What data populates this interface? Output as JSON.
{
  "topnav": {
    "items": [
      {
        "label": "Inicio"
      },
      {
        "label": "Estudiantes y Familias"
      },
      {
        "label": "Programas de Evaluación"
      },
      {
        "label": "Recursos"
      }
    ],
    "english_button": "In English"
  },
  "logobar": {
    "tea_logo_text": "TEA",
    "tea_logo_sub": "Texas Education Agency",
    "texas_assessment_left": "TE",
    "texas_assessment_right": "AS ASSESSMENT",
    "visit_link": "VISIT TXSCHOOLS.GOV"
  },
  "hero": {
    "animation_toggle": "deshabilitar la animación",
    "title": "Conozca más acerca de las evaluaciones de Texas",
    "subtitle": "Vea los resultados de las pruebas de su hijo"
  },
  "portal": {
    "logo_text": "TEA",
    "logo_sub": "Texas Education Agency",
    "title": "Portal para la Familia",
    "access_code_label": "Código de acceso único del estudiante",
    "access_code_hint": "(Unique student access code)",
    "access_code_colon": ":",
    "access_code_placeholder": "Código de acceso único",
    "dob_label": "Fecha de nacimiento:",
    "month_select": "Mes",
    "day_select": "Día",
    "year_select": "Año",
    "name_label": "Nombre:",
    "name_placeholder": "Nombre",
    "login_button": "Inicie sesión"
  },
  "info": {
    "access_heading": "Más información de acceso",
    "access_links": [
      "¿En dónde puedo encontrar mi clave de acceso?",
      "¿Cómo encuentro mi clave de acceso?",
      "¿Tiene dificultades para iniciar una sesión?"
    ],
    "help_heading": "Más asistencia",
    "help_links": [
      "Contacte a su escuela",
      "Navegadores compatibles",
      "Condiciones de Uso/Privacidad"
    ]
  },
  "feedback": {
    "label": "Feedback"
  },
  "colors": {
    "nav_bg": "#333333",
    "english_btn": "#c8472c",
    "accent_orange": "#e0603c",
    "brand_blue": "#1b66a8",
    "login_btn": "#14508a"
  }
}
★ ★ ★ ★ ★ ★ ★
## WORK TO BE COMPLETED
Provide all the records again, word for word.

## FINAL RESULT
What data populates this interface? Output as JSON.
{
  "topnav": {
    "items": [
      {
        "label": "Inicio"
      },
      {
        "label": "Estudiantes y Familias"
      },
      {
        "label": "Programas de Evaluación"
      },
      {
        "label": "Recursos"
      }
    ],
    "english_button": "In English"
  },
  "logobar": {
    "tea_logo_text": "TEA",
    "tea_logo_sub": "Texas Education Agency",
    "texas_assessment_left": "TE",
    "texas_assessment_right": "AS ASSESSMENT",
    "visit_link": "VISIT TXSCHOOLS.GOV"
  },
  "hero": {
    "animation_toggle": "deshabilitar la animación",
    "title": "Conozca más acerca de las evaluaciones de Texas",
    "subtitle": "Vea los resultados de las pruebas de su hijo"
  },
  "portal": {
    "logo_text": "TEA",
    "logo_sub": "Texas Education Agency",
    "title": "Portal para la Familia",
    "access_code_label": "Código de acceso único del estudiante",
    "access_code_hint": "(Unique student access code)",
    "access_code_colon": ":",
    "access_code_placeholder": "Código de acceso único",
    "dob_label": "Fecha de nacimiento:",
    "month_select": "Mes",
    "day_select": "Día",
    "year_select": "Año",
    "name_label": "Nombre:",
    "name_placeholder": "Nombre",
    "login_button": "Inicie sesión"
  },
  "info": {
    "access_heading": "Más información de acceso",
    "access_links": [
      "¿En dónde puedo encontrar mi clave de acceso?",
      "¿Cómo encuentro mi clave de acceso?",
      "¿Tiene dificultades para iniciar una sesión?"
    ],
    "help_heading": "Más asistencia",
    "help_links": [
      "Contacte a su escuela",
      "Navegadores compatibles",
      "Condiciones de Uso/Privacidad"
    ]
  },
  "feedback": {
    "label": "Feedback"
  },
  "colors": {
    "nav_bg": "#333333",
    "english_btn": "#c8472c",
    "accent_orange": "#e0603c",
    "brand_blue": "#1b66a8",
    "login_btn": "#14508a"
  }
}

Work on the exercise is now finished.